### [PROBLEM]
Return every line of the material exactly.

┌──

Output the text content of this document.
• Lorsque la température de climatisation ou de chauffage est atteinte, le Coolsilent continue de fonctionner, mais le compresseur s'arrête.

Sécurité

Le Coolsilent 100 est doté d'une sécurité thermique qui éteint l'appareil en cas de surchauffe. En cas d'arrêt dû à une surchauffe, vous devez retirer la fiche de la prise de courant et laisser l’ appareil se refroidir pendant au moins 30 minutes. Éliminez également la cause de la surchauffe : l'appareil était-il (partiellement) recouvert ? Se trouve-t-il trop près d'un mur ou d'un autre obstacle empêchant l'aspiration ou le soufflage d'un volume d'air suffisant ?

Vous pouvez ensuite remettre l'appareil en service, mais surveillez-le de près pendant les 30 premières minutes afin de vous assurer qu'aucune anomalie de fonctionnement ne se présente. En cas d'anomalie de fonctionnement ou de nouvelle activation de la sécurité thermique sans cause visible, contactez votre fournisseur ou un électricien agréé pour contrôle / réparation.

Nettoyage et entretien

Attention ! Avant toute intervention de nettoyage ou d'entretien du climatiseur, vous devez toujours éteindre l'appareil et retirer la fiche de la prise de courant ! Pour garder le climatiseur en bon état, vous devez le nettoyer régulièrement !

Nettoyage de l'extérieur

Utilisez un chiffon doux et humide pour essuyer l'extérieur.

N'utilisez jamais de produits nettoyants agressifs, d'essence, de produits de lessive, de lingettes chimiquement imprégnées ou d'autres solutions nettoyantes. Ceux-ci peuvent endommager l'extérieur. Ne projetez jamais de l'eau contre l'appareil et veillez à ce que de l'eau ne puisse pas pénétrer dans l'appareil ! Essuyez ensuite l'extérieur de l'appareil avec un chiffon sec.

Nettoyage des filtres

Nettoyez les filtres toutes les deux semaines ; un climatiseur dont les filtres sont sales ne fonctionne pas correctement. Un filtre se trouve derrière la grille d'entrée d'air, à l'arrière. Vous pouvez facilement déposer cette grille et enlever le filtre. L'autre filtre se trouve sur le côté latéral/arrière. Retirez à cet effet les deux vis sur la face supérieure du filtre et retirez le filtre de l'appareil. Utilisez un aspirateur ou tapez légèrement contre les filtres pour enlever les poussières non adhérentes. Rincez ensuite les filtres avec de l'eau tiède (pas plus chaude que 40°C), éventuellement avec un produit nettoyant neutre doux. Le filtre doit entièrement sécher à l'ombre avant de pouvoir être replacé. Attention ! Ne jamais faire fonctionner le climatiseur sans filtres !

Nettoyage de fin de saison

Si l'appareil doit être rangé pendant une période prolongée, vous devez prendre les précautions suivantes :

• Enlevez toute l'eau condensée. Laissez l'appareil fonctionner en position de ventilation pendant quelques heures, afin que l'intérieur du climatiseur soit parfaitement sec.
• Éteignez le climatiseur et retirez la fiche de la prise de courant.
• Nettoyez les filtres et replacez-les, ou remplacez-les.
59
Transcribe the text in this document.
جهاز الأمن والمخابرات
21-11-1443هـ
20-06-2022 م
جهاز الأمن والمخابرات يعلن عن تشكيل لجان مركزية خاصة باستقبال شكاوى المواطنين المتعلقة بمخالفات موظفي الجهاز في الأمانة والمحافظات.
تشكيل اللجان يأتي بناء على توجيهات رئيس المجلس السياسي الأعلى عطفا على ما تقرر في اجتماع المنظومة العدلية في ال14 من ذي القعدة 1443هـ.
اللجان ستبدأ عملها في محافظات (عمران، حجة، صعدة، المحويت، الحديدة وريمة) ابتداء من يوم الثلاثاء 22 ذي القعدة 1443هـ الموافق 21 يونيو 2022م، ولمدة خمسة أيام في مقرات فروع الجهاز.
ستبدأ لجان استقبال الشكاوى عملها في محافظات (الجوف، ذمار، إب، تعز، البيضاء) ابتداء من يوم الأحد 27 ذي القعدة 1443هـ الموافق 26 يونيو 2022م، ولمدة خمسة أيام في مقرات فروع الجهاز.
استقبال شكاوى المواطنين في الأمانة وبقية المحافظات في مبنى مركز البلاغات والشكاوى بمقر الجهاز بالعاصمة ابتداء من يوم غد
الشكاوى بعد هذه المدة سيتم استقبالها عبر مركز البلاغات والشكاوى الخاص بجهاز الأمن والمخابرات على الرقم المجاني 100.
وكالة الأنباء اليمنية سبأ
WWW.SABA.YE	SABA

└──

### [ANSWER TO THIS TASK]
Output the text content of this document.
• Lorsque la température de climatisation ou de chauffage est atteinte, le Coolsilent continue de fonctionner, mais le compresseur s'arrête.

Sécurité

Le Coolsilent 100 est doté d'une sécurité thermique qui éteint l'appareil en cas de surchauffe. En cas d'arrêt dû à une surchauffe, vous devez retirer la fiche de la prise de courant et laisser l’ appareil se refroidir pendant au moins 30 minutes. Éliminez également la cause de la surchauffe : l'appareil était-il (partiellement) recouvert ? Se trouve-t-il trop près d'un mur ou d'un autre obstacle empêchant l'aspiration ou le soufflage d'un volume d'air suffisant ?

Vous pouvez ensuite remettre l'appareil en service, mais surveillez-le de près pendant les 30 premières minutes afin de vous assurer qu'aucune anomalie de fonctionnement ne se présente. En cas d'anomalie de fonctionnement ou de nouvelle activation de la sécurité thermique sans cause visible, contactez votre fournisseur ou un électricien agréé pour contrôle / réparation.

Nettoyage et entretien

Attention ! Avant toute intervention de nettoyage ou d'entretien du climatiseur, vous devez toujours éteindre l'appareil et retirer la fiche de la prise de courant ! Pour garder le climatiseur en bon état, vous devez le nettoyer régulièrement !

Nettoyage de l'extérieur

Utilisez un chiffon doux et humide pour essuyer l'extérieur.

N'utilisez jamais de produits nettoyants agressifs, d'essence, de produits de lessive, de lingettes chimiquement imprégnées ou d'autres solutions nettoyantes. Ceux-ci peuvent endommager l'extérieur. Ne projetez jamais de l'eau contre l'appareil et veillez à ce que de l'eau ne puisse pas pénétrer dans l'appareil ! Essuyez ensuite l'extérieur de l'appareil avec un chiffon sec.

Nettoyage des filtres

Nettoyez les filtres toutes les deux semaines ; un climatiseur dont les filtres sont sales ne fonctionne pas correctement. Un filtre se trouve derrière la grille d'entrée d'air, à l'arrière. Vous pouvez facilement déposer cette grille et enlever le filtre. L'autre filtre se trouve sur le côté latéral/arrière. Retirez à cet effet les deux vis sur la face supérieure du filtre et retirez le filtre de l'appareil. Utilisez un aspirateur ou tapez légèrement contre les filtres pour enlever les poussières non adhérentes. Rincez ensuite les filtres avec de l'eau tiède (pas plus chaude que 40°C), éventuellement avec un produit nettoyant neutre doux. Le filtre doit entièrement sécher à l'ombre avant de pouvoir être replacé. Attention ! Ne jamais faire fonctionner le climatiseur sans filtres !

Nettoyage de fin de saison

Si l'appareil doit être rangé pendant une période prolongée, vous devez prendre les précautions suivantes :

• Enlevez toute l'eau condensée. Laissez l'appareil fonctionner en position de ventilation pendant quelques heures, afin que l'intérieur du climatiseur soit parfaitement sec.
• Éteignez le climatiseur et retirez la fiche de la prise de courant.
• Nettoyez les filtres et replacez-les, ou remplacez-les.
59
Transcribe the text in this document.
جهاز الأمن والمخابرات
21-11-1443هـ
20-06-2022 م
جهاز الأمن والمخابرات يعلن عن تشكيل لجان مركزية خاصة باستقبال شكاوى المواطنين المتعلقة بمخالفات موظفي الجهاز في الأمانة والمحافظات.
تشكيل اللجان يأتي بناء على توجيهات رئيس المجلس السياسي الأعلى عطفا على ما تقرر في اجتماع المنظومة العدلية في ال14 من ذي القعدة 1443هـ.
اللجان ستبدأ عملها في محافظات (عمران، حجة، صعدة، المحويت، الحديدة وريمة) ابتداء من يوم الثلاثاء 22 ذي القعدة 1443هـ الموافق 21 يونيو 2022م، ولمدة خمسة أيام في مقرات فروع الجهاز.
ستبدأ لجان استقبال الشكاوى عملها في محافظات (الجوف، ذمار، إب، تعز، البيضاء) ابتداء من يوم الأحد 27 ذي القعدة 1443هـ الموافق 26 يونيو 2022م، ولمدة خمسة أيام في مقرات فروع الجهاز.
استقبال شكاوى المواطنين في الأمانة وبقية المحافظات في مبنى مركز البلاغات والشكاوى بمقر الجهاز بالعاصمة ابتداء من يوم غد
الشكاوى بعد هذه المدة سيتم استقبالها عبر مركز البلاغات والشكاوى الخاص بجهاز الأمن والمخابرات على الرقم المجاني 100.
وكالة الأنباء اليمنية سبأ
WWW.SABA.YE	SABA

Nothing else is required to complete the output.